The problem: Search the data below for the string "కటరమణ". Extract every line that contains it.

— start Data shown —

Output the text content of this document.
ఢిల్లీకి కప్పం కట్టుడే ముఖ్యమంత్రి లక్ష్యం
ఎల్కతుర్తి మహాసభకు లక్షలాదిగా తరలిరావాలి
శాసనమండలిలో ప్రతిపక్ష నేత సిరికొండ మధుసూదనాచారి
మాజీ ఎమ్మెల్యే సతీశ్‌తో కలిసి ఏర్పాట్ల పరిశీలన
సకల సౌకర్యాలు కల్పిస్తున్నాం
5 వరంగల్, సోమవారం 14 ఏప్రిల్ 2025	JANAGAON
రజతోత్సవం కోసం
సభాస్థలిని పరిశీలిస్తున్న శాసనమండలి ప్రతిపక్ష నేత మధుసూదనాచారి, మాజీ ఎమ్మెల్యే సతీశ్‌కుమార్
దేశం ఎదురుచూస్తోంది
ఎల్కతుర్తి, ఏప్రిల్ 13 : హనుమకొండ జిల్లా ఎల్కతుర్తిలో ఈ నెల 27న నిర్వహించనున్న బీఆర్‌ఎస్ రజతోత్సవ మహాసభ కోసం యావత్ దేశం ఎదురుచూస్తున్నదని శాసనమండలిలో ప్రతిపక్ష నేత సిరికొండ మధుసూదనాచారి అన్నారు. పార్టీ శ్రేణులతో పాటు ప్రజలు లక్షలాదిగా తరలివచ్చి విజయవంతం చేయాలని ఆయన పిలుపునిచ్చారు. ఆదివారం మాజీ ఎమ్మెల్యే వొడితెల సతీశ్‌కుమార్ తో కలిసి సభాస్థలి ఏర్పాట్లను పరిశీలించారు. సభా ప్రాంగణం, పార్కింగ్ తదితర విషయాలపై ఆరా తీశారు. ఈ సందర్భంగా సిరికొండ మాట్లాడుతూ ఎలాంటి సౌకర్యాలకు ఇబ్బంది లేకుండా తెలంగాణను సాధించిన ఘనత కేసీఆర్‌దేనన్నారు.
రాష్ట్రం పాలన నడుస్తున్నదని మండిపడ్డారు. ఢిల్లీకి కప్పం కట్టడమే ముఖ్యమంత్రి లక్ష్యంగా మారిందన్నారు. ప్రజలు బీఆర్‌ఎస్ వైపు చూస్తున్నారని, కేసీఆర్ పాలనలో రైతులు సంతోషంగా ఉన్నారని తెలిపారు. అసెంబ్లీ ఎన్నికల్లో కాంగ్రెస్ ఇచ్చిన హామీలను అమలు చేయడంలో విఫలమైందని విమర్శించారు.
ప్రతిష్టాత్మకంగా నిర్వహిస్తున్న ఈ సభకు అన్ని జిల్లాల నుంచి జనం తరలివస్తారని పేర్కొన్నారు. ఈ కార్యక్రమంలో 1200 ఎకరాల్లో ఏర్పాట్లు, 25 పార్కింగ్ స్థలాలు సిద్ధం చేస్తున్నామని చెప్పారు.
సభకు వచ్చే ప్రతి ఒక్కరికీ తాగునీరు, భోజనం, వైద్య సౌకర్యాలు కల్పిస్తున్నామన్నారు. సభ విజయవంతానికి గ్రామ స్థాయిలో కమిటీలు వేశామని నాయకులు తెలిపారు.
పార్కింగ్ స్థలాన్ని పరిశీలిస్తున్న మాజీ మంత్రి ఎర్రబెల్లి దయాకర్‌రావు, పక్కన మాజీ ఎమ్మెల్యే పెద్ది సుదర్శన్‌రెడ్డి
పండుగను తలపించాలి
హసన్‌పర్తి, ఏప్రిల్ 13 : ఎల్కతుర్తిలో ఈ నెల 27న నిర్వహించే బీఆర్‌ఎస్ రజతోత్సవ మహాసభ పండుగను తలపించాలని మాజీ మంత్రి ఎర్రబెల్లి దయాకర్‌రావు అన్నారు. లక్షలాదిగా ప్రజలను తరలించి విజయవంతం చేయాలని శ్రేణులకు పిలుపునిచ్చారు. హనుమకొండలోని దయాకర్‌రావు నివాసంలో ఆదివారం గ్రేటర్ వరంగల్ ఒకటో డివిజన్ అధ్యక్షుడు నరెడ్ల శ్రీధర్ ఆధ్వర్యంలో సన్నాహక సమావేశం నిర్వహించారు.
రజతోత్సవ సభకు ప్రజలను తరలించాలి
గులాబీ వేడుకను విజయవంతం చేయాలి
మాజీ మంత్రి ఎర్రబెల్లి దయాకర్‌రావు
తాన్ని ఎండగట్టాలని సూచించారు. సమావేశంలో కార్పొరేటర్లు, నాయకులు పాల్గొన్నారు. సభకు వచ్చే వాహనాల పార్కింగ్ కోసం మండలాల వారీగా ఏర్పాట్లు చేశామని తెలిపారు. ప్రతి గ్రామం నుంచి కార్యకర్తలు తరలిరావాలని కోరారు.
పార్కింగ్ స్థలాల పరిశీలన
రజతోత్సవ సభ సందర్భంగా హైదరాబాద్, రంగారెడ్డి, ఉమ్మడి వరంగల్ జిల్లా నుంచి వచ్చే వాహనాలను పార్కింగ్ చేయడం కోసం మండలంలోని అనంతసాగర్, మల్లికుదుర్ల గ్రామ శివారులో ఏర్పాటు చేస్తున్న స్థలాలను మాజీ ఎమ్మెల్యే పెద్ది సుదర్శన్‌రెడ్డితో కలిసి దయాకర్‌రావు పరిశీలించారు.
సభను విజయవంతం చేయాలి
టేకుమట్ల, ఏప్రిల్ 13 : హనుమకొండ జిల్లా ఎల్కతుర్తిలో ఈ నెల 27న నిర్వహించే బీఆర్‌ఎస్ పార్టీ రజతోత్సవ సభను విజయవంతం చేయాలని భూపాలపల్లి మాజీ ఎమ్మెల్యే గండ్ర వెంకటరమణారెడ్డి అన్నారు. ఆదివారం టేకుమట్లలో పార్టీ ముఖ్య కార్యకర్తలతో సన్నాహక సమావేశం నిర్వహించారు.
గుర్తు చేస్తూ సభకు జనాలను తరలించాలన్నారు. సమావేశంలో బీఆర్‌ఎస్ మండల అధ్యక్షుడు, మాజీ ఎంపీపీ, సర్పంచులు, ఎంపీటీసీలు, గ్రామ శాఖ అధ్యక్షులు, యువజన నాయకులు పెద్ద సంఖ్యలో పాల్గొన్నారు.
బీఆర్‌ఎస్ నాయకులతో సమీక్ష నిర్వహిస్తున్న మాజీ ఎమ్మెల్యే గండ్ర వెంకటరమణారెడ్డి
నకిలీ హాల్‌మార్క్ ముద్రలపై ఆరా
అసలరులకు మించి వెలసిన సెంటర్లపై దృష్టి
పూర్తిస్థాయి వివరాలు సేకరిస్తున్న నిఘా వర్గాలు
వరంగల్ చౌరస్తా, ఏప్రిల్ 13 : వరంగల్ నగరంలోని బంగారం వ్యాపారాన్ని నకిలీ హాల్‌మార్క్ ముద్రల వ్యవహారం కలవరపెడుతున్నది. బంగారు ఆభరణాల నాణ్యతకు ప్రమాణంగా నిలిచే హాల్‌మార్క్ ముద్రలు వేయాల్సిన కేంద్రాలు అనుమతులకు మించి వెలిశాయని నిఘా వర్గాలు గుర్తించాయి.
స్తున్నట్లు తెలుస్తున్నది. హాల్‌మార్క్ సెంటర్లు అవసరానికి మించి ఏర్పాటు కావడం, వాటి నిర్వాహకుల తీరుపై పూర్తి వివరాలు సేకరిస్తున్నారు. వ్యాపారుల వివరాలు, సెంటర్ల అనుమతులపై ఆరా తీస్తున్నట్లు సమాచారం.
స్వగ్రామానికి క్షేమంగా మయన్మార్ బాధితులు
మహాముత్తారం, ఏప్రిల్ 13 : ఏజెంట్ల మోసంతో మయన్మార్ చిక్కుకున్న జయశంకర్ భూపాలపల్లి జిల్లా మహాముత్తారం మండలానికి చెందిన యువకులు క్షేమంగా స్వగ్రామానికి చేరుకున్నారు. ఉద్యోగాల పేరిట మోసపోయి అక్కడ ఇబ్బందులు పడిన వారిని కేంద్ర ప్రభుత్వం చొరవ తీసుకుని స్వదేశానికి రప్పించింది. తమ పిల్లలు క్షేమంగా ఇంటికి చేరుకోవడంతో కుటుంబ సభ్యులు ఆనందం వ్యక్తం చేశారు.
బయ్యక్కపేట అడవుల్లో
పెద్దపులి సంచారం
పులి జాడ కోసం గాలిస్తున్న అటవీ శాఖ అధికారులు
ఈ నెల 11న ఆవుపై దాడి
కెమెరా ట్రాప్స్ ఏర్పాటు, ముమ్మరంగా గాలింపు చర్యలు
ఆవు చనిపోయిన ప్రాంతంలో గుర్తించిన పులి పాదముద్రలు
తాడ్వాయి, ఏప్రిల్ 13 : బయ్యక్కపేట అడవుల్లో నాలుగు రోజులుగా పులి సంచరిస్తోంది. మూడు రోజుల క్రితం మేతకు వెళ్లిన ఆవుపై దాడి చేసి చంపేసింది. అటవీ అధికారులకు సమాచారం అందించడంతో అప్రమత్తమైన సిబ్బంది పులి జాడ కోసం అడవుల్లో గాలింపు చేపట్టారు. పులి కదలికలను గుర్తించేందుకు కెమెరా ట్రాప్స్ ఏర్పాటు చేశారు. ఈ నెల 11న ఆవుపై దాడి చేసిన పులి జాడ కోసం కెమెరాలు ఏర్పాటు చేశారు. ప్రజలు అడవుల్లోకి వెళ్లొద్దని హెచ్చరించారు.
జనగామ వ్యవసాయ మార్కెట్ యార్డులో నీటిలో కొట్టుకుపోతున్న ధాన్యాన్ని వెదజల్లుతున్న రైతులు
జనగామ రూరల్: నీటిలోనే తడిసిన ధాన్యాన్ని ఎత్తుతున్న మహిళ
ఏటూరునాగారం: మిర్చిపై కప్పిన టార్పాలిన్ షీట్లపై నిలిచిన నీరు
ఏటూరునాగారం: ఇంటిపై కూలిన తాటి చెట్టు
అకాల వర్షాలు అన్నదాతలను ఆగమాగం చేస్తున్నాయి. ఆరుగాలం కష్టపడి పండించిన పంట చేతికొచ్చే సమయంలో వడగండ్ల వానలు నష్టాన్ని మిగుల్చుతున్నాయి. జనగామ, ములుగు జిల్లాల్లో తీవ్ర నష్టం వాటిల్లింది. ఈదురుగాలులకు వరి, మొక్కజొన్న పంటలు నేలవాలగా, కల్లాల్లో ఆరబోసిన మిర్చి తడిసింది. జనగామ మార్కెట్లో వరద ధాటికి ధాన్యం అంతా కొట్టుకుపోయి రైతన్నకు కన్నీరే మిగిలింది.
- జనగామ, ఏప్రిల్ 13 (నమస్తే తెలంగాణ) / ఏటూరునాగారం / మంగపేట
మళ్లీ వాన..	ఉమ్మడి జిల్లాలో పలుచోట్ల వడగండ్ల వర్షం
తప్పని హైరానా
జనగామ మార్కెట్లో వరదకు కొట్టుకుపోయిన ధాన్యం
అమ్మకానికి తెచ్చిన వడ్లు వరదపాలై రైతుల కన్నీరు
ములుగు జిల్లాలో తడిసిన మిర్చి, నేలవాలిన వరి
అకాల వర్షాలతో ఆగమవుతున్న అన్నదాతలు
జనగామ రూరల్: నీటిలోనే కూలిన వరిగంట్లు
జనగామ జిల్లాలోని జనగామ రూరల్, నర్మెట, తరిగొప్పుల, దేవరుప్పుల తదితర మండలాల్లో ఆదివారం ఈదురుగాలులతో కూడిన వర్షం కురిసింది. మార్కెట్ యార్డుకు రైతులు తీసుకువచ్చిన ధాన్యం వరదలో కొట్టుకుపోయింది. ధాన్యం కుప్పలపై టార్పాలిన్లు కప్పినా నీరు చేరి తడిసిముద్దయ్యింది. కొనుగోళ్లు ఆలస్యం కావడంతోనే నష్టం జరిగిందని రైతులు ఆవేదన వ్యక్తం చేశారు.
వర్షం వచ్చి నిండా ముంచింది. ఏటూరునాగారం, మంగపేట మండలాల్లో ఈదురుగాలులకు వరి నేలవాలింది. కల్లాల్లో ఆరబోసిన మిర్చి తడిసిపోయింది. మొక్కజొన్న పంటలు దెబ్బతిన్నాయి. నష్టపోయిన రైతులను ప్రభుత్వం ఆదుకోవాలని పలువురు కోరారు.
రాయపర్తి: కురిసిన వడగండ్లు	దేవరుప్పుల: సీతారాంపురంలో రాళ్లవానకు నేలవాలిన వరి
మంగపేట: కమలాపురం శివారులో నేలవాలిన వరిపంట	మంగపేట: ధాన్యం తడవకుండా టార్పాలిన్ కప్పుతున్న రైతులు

— end Data shown —

Task answer:
టేకుమట్ల, ఏప్రిల్ 13 : హనుమకొండ జిల్లా ఎల్కతుర్తిలో ఈ నెల 27న నిర్వహించే బీఆర్‌ఎస్ పార్టీ రజతోత్సవ సభను విజయవంతం చేయాలని భూపాలపల్లి మాజీ ఎమ్మెల్యే గండ్ర వెంకటరమణారెడ్డి అన్నారు. ఆదివారం టేకుమట్లలో పార్టీ ముఖ్య కార్యకర్తలతో సన్నాహక సమావేశం నిర్వహించారు.
బీఆర్‌ఎస్ నాయకులతో సమీక్ష నిర్వహిస్తున్న మాజీ ఎమ్మెల్యే గండ్ర వెంకటరమణారెడ్డి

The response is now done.